Items from a figure collection
===
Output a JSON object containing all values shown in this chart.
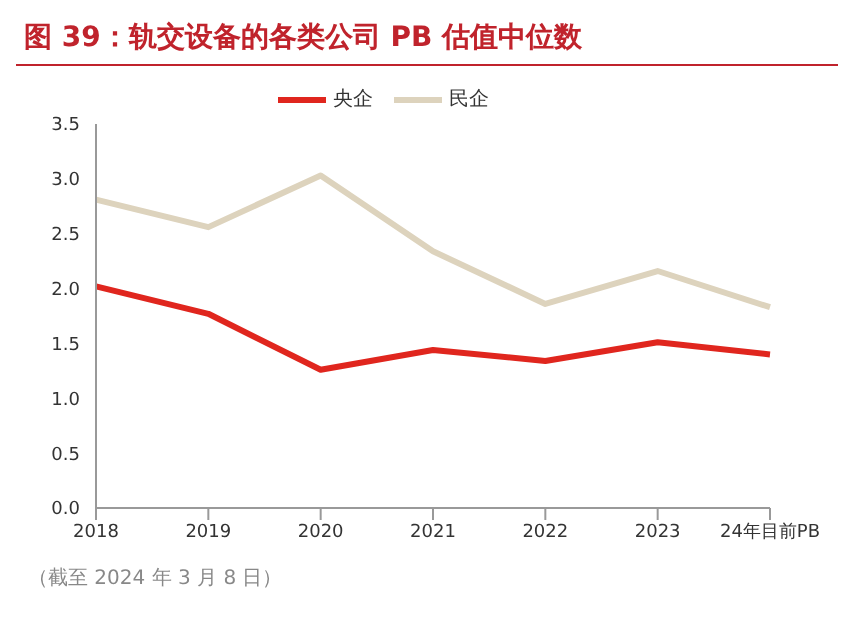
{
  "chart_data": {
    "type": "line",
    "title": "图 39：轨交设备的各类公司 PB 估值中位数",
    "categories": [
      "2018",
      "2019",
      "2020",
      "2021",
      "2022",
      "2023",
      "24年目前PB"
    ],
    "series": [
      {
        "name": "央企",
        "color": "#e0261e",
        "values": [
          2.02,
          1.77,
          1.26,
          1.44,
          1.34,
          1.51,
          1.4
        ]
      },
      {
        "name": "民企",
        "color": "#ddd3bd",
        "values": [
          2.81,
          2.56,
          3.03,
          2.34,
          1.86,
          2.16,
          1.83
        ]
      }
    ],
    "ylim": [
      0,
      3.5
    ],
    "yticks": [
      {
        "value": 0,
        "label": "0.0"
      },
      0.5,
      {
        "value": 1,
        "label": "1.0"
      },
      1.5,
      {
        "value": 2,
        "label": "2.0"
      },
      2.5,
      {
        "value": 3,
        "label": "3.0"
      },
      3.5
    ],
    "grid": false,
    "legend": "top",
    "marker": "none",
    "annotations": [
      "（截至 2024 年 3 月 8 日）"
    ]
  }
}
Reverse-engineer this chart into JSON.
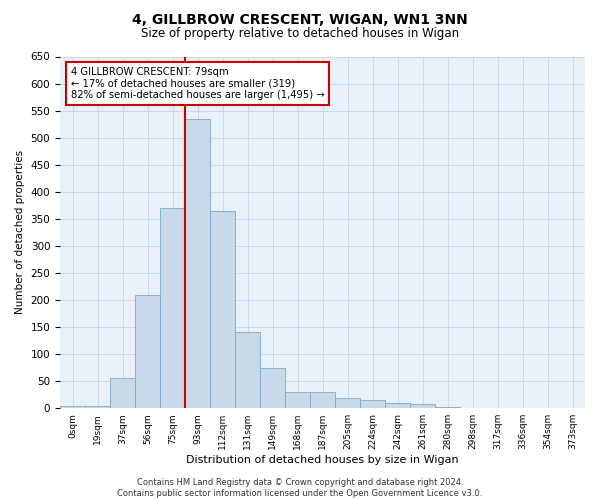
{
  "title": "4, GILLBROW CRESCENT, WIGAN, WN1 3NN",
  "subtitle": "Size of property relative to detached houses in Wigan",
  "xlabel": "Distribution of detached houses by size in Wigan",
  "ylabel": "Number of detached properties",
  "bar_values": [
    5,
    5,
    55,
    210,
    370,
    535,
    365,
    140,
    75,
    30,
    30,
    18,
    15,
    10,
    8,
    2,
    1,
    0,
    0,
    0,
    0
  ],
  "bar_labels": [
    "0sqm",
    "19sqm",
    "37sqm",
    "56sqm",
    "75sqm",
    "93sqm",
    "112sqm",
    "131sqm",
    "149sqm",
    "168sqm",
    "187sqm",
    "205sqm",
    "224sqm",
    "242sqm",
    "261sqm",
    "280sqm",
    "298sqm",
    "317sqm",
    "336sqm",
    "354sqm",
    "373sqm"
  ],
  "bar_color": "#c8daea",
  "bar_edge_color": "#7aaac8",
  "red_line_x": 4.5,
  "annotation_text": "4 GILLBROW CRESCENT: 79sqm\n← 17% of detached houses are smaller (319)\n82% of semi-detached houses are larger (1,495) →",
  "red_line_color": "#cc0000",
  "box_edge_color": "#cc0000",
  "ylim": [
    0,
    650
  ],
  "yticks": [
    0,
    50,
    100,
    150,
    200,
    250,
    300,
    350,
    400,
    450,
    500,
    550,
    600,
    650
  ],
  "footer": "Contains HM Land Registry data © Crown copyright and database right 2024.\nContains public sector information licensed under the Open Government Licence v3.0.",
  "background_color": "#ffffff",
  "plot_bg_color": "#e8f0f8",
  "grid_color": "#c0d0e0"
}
===
◆ Task to complete: Beginning with the line containing "Reverse-engineer this chart into JSON." and ending with the last line of the material, output each line exactly; do not include pictures.

◆ Solution to this problem:
Reverse-engineer this chart into JSON.
{
  "title": "4, GILLBROW CRESCENT, WIGAN, WN1 3NN",
  "subtitle": "Size of property relative to detached houses in Wigan",
  "xlabel": "Distribution of detached houses by size in Wigan",
  "ylabel": "Number of detached properties",
  "bar_values": [
    5,
    5,
    55,
    210,
    370,
    535,
    365,
    140,
    75,
    30,
    30,
    18,
    15,
    10,
    8,
    2,
    1,
    0,
    0,
    0,
    0
  ],
  "bar_labels": [
    "0sqm",
    "19sqm",
    "37sqm",
    "56sqm",
    "75sqm",
    "93sqm",
    "112sqm",
    "131sqm",
    "149sqm",
    "168sqm",
    "187sqm",
    "205sqm",
    "224sqm",
    "242sqm",
    "261sqm",
    "280sqm",
    "298sqm",
    "317sqm",
    "336sqm",
    "354sqm",
    "373sqm"
  ],
  "bar_color": "#c8daea",
  "bar_edge_color": "#7aaac8",
  "red_line_x": 4.5,
  "annotation_text": "4 GILLBROW CRESCENT: 79sqm\n← 17% of detached houses are smaller (319)\n82% of semi-detached houses are larger (1,495) →",
  "red_line_color": "#cc0000",
  "box_edge_color": "#cc0000",
  "ylim": [
    0,
    650
  ],
  "yticks": [
    0,
    50,
    100,
    150,
    200,
    250,
    300,
    350,
    400,
    450,
    500,
    550,
    600,
    650
  ],
  "footer": "Contains HM Land Registry data © Crown copyright and database right 2024.\nContains public sector information licensed under the Open Government Licence v3.0.",
  "background_color": "#ffffff",
  "plot_bg_color": "#e8f0f8",
  "grid_color": "#c0d0e0"
}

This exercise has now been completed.